DATA TO PROCESS

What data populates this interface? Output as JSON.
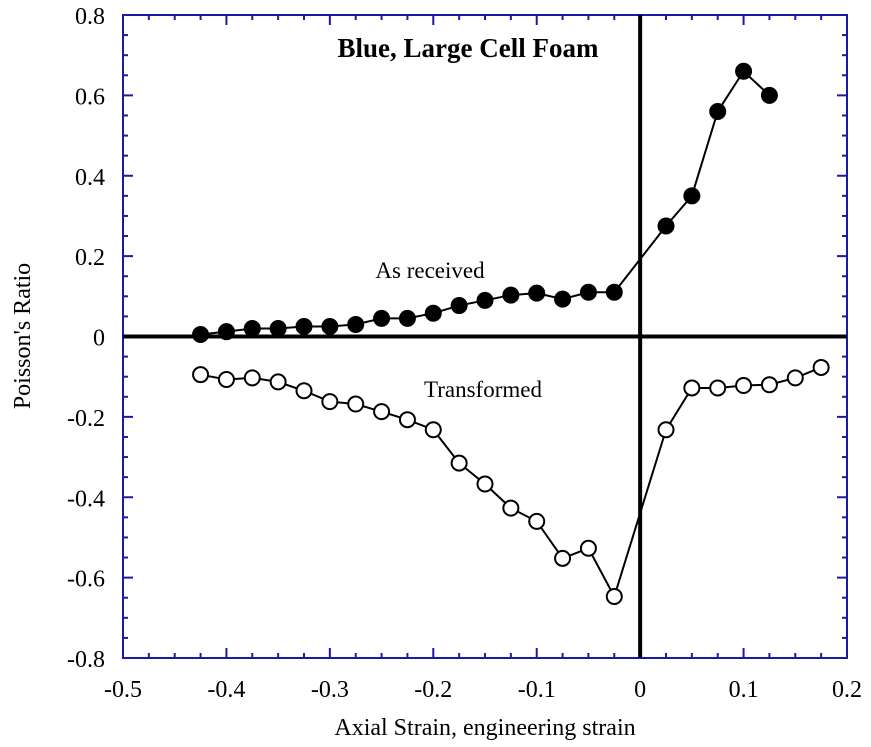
{
  "chart_data": {
    "type": "line",
    "title": "Blue, Large Cell Foam",
    "xlabel": "Axial Strain, engineering strain",
    "ylabel": "Poisson's Ratio",
    "xlim": [
      -0.5,
      0.2
    ],
    "ylim": [
      -0.8,
      0.8
    ],
    "xticks": [
      "-0.5",
      "-0.4",
      "-0.3",
      "-0.2",
      "-0.1",
      "0",
      "0.1",
      "0.2"
    ],
    "yticks": [
      "0.8",
      "0.6",
      "0.4",
      "0.2",
      "0",
      "-0.2",
      "-0.4",
      "-0.6",
      "-0.8"
    ],
    "grid": false,
    "annotations": [
      {
        "text": "As received",
        "series": "As received"
      },
      {
        "text": "Transformed",
        "series": "Transformed"
      }
    ],
    "series": [
      {
        "name": "As received",
        "marker": "filled-circle",
        "x": [
          -0.425,
          -0.4,
          -0.375,
          -0.35,
          -0.325,
          -0.3,
          -0.275,
          -0.25,
          -0.225,
          -0.2,
          -0.175,
          -0.15,
          -0.125,
          -0.1,
          -0.075,
          -0.05,
          -0.025,
          0.025,
          0.05,
          0.075,
          0.1,
          0.125
        ],
        "y": [
          0.005,
          0.012,
          0.02,
          0.02,
          0.025,
          0.025,
          0.03,
          0.045,
          0.045,
          0.058,
          0.077,
          0.09,
          0.103,
          0.108,
          0.093,
          0.11,
          0.11,
          0.275,
          0.35,
          0.56,
          0.66,
          0.6
        ]
      },
      {
        "name": "Transformed",
        "marker": "open-circle",
        "x": [
          -0.425,
          -0.4,
          -0.375,
          -0.35,
          -0.325,
          -0.3,
          -0.275,
          -0.25,
          -0.225,
          -0.2,
          -0.175,
          -0.15,
          -0.125,
          -0.1,
          -0.075,
          -0.05,
          -0.025,
          0.025,
          0.05,
          0.075,
          0.1,
          0.125,
          0.15,
          0.175
        ],
        "y": [
          -0.095,
          -0.107,
          -0.103,
          -0.113,
          -0.135,
          -0.162,
          -0.168,
          -0.187,
          -0.207,
          -0.232,
          -0.315,
          -0.367,
          -0.427,
          -0.46,
          -0.552,
          -0.527,
          -0.647,
          -0.232,
          -0.128,
          -0.128,
          -0.122,
          -0.12,
          -0.103,
          -0.077
        ]
      }
    ]
  }
}
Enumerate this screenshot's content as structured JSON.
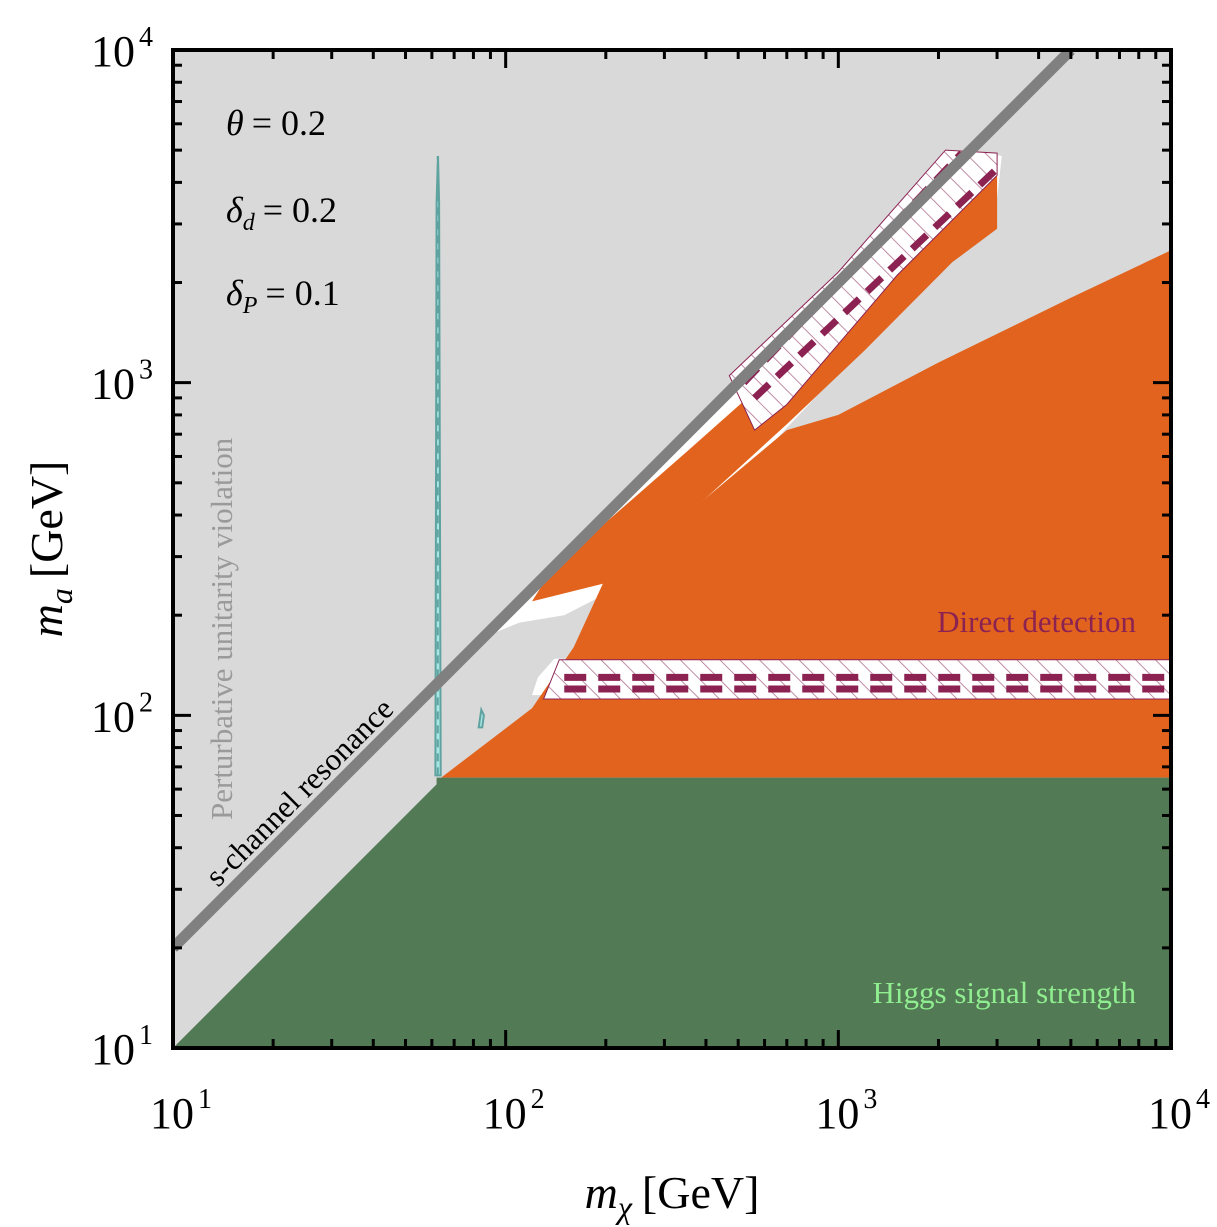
{
  "chart_data": {
    "type": "area",
    "x_scale": "log",
    "y_scale": "log",
    "xlim": [
      10,
      10000
    ],
    "ylim": [
      10,
      10000
    ],
    "xlabel": "m_χ [GeV]",
    "ylabel": "m_a [GeV]",
    "xlabel_main": "m",
    "xlabel_sub": "χ",
    "xlabel_unit": "[GeV]",
    "ylabel_main": "m",
    "ylabel_sub": "a",
    "ylabel_unit": "[GeV]",
    "x_ticks": [
      {
        "value": 10,
        "base": "10",
        "exp": "1"
      },
      {
        "value": 100,
        "base": "10",
        "exp": "2"
      },
      {
        "value": 1000,
        "base": "10",
        "exp": "3"
      },
      {
        "value": 10000,
        "base": "10",
        "exp": "4"
      }
    ],
    "y_ticks": [
      {
        "value": 10,
        "base": "10",
        "exp": "1"
      },
      {
        "value": 100,
        "base": "10",
        "exp": "2"
      },
      {
        "value": 1000,
        "base": "10",
        "exp": "3"
      },
      {
        "value": 10000,
        "base": "10",
        "exp": "4"
      }
    ],
    "parameters": [
      {
        "symbol": "θ",
        "sub": "",
        "value": "= 0.2"
      },
      {
        "symbol": "δ",
        "sub": "d",
        "value": "= 0.2"
      },
      {
        "symbol": "δ",
        "sub": "P",
        "value": "= 0.1"
      }
    ],
    "labels": {
      "unitarity": "Perturbative unitarity violation",
      "resonance": "s-channel resonance",
      "direct_detection": "Direct detection",
      "higgs": "Higgs signal strength"
    },
    "colors": {
      "unitarity": "#d9d9d9",
      "allowed": "#ffffff",
      "relic_orange": "#e2631e",
      "higgs_green": "#527a54",
      "direct_detection": "#8b2252",
      "resonance_line": "#808080",
      "cyan": "#a8e6e3",
      "teal": "#5fa3a0",
      "higgs_label": "#90ee90",
      "unitarity_label": "#9a9a9a"
    },
    "series": [
      {
        "name": "s-channel resonance",
        "kind": "line",
        "points": [
          [
            10,
            20
          ],
          [
            5000,
            10000
          ]
        ]
      },
      {
        "name": "Higgs signal strength",
        "kind": "region",
        "points": [
          [
            10,
            10
          ],
          [
            62,
            62
          ],
          [
            62,
            65
          ],
          [
            10000,
            65
          ],
          [
            10000,
            10
          ]
        ]
      },
      {
        "name": "Relic density (orange, lower right)",
        "kind": "region",
        "points": [
          [
            64,
            65
          ],
          [
            120,
            105
          ],
          [
            160,
            160
          ],
          [
            200,
            260
          ],
          [
            400,
            450
          ],
          [
            700,
            720
          ],
          [
            1000,
            800
          ],
          [
            2000,
            1150
          ],
          [
            5000,
            1800
          ],
          [
            10000,
            2500
          ],
          [
            10000,
            65
          ]
        ]
      },
      {
        "name": "Relic density (orange, upper band)",
        "kind": "region",
        "points": [
          [
            130,
            250
          ],
          [
            200,
            380
          ],
          [
            350,
            620
          ],
          [
            600,
            1000
          ],
          [
            1000,
            1600
          ],
          [
            1700,
            2600
          ],
          [
            2400,
            3700
          ],
          [
            3000,
            4500
          ],
          [
            3000,
            2900
          ],
          [
            2200,
            2300
          ],
          [
            1200,
            1250
          ],
          [
            700,
            750
          ],
          [
            400,
            450
          ],
          [
            200,
            250
          ],
          [
            120,
            220
          ]
        ]
      },
      {
        "name": "Direct detection (horizontal band)",
        "kind": "dashed-band",
        "y_values": [
          120,
          130
        ],
        "x_range": [
          130,
          10000
        ]
      },
      {
        "name": "Direct detection (diagonal band)",
        "kind": "dashed-band",
        "segments": [
          [
            [
              520,
              1000
            ],
            [
              2350,
              4900
            ]
          ],
          [
            [
              560,
              900
            ],
            [
              3000,
              4400
            ]
          ]
        ]
      },
      {
        "name": "Relic resonance spike (cyan)",
        "kind": "line",
        "points": [
          [
            62.5,
            66
          ],
          [
            62.5,
            4800
          ]
        ]
      }
    ]
  }
}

TO DO
Retype the data above exactly; pictures are not part of the copy.

WRITTEN REPLY
What data populates this interface? Output as JSON.
{
  "chart_data": {
    "type": "line",
    "title": "Blue, Large Cell Foam",
    "xlabel": "Axial Strain, engineering strain",
    "ylabel": "Poisson's Ratio",
    "xlim": [
      -0.5,
      0.2
    ],
    "ylim": [
      -0.8,
      0.8
    ],
    "xticks": [
      "-0.5",
      "-0.4",
      "-0.3",
      "-0.2",
      "-0.1",
      "0",
      "0.1",
      "0.2"
    ],
    "yticks": [
      "0.8",
      "0.6",
      "0.4",
      "0.2",
      "0",
      "-0.2",
      "-0.4",
      "-0.6",
      "-0.8"
    ],
    "grid": false,
    "annotations": [
      {
        "text": "As received",
        "series": "As received"
      },
      {
        "text": "Transformed",
        "series": "Transformed"
      }
    ],
    "series": [
      {
        "name": "As received",
        "marker": "filled-circle",
        "x": [
          -0.425,
          -0.4,
          -0.375,
          -0.35,
          -0.325,
          -0.3,
          -0.275,
          -0.25,
          -0.225,
          -0.2,
          -0.175,
          -0.15,
          -0.125,
          -0.1,
          -0.075,
          -0.05,
          -0.025,
          0.025,
          0.05,
          0.075,
          0.1,
          0.125
        ],
        "y": [
          0.005,
          0.012,
          0.02,
          0.02,
          0.025,
          0.025,
          0.03,
          0.045,
          0.045,
          0.058,
          0.077,
          0.09,
          0.103,
          0.108,
          0.093,
          0.11,
          0.11,
          0.275,
          0.35,
          0.56,
          0.66,
          0.6
        ]
      },
      {
        "name": "Transformed",
        "marker": "open-circle",
        "x": [
          -0.425,
          -0.4,
          -0.375,
          -0.35,
          -0.325,
          -0.3,
          -0.275,
          -0.25,
          -0.225,
          -0.2,
          -0.175,
          -0.15,
          -0.125,
          -0.1,
          -0.075,
          -0.05,
          -0.025,
          0.025,
          0.05,
          0.075,
          0.1,
          0.125,
          0.15,
          0.175
        ],
        "y": [
          -0.095,
          -0.107,
          -0.103,
          -0.113,
          -0.135,
          -0.162,
          -0.168,
          -0.187,
          -0.207,
          -0.232,
          -0.315,
          -0.367,
          -0.427,
          -0.46,
          -0.552,
          -0.527,
          -0.647,
          -0.232,
          -0.128,
          -0.128,
          -0.122,
          -0.12,
          -0.103,
          -0.077
        ]
      }
    ]
  }
}
Enumerate this screenshot's content as structured JSON.
{
  "chart_data": {
    "type": "area",
    "x_scale": "log",
    "y_scale": "log",
    "xlim": [
      10,
      10000
    ],
    "ylim": [
      10,
      10000
    ],
    "xlabel": "m_χ [GeV]",
    "ylabel": "m_a [GeV]",
    "xlabel_main": "m",
    "xlabel_sub": "χ",
    "xlabel_unit": "[GeV]",
    "ylabel_main": "m",
    "ylabel_sub": "a",
    "ylabel_unit": "[GeV]",
    "x_ticks": [
      {
        "value": 10,
        "base": "10",
        "exp": "1"
      },
      {
        "value": 100,
        "base": "10",
        "exp": "2"
      },
      {
        "value": 1000,
        "base": "10",
        "exp": "3"
      },
      {
        "value": 10000,
        "base": "10",
        "exp": "4"
      }
    ],
    "y_ticks": [
      {
        "value": 10,
        "base": "10",
        "exp": "1"
      },
      {
        "value": 100,
        "base": "10",
        "exp": "2"
      },
      {
        "value": 1000,
        "base": "10",
        "exp": "3"
      },
      {
        "value": 10000,
        "base": "10",
        "exp": "4"
      }
    ],
    "parameters": [
      {
        "symbol": "θ",
        "sub": "",
        "value": "= 0.2"
      },
      {
        "symbol": "δ",
        "sub": "d",
        "value": "= 0.2"
      },
      {
        "symbol": "δ",
        "sub": "P",
        "value": "= 0.1"
      }
    ],
    "labels": {
      "unitarity": "Perturbative unitarity violation",
      "resonance": "s-channel resonance",
      "direct_detection": "Direct detection",
      "higgs": "Higgs signal strength"
    },
    "colors": {
      "unitarity": "#d9d9d9",
      "allowed": "#ffffff",
      "relic_orange": "#e2631e",
      "higgs_green": "#527a54",
      "direct_detection": "#8b2252",
      "resonance_line": "#808080",
      "cyan": "#a8e6e3",
      "teal": "#5fa3a0",
      "higgs_label": "#90ee90",
      "unitarity_label": "#9a9a9a"
    },
    "series": [
      {
        "name": "s-channel resonance",
        "kind": "line",
        "points": [
          [
            10,
            20
          ],
          [
            5000,
            10000
          ]
        ]
      },
      {
        "name": "Higgs signal strength",
        "kind": "region",
        "points": [
          [
            10,
            10
          ],
          [
            62,
            62
          ],
          [
            62,
            65
          ],
          [
            10000,
            65
          ],
          [
            10000,
            10
          ]
        ]
      },
      {
        "name": "Relic density (orange, lower right)",
        "kind": "region",
        "points": [
          [
            64,
            65
          ],
          [
            120,
            105
          ],
          [
            160,
            160
          ],
          [
            200,
            260
          ],
          [
            400,
            450
          ],
          [
            700,
            720
          ],
          [
            1000,
            800
          ],
          [
            2000,
            1150
          ],
          [
            5000,
            1800
          ],
          [
            10000,
            2500
          ],
          [
            10000,
            65
          ]
        ]
      },
      {
        "name": "Relic density (orange, upper band)",
        "kind": "region",
        "points": [
          [
            130,
            250
          ],
          [
            200,
            380
          ],
          [
            350,
            620
          ],
          [
            600,
            1000
          ],
          [
            1000,
            1600
          ],
          [
            1700,
            2600
          ],
          [
            2400,
            3700
          ],
          [
            3000,
            4500
          ],
          [
            3000,
            2900
          ],
          [
            2200,
            2300
          ],
          [
            1200,
            1250
          ],
          [
            700,
            750
          ],
          [
            400,
            450
          ],
          [
            200,
            250
          ],
          [
            120,
            220
          ]
        ]
      },
      {
        "name": "Direct detection (horizontal band)",
        "kind": "dashed-band",
        "y_values": [
          120,
          130
        ],
        "x_range": [
          130,
          10000
        ]
      },
      {
        "name": "Direct detection (diagonal band)",
        "kind": "dashed-band",
        "segments": [
          [
            [
              520,
              1000
            ],
            [
              2350,
              4900
            ]
          ],
          [
            [
              560,
              900
            ],
            [
              3000,
              4400
            ]
          ]
        ]
      },
      {
        "name": "Relic resonance spike (cyan)",
        "kind": "line",
        "points": [
          [
            62.5,
            66
          ],
          [
            62.5,
            4800
          ]
        ]
      }
    ]
  }
}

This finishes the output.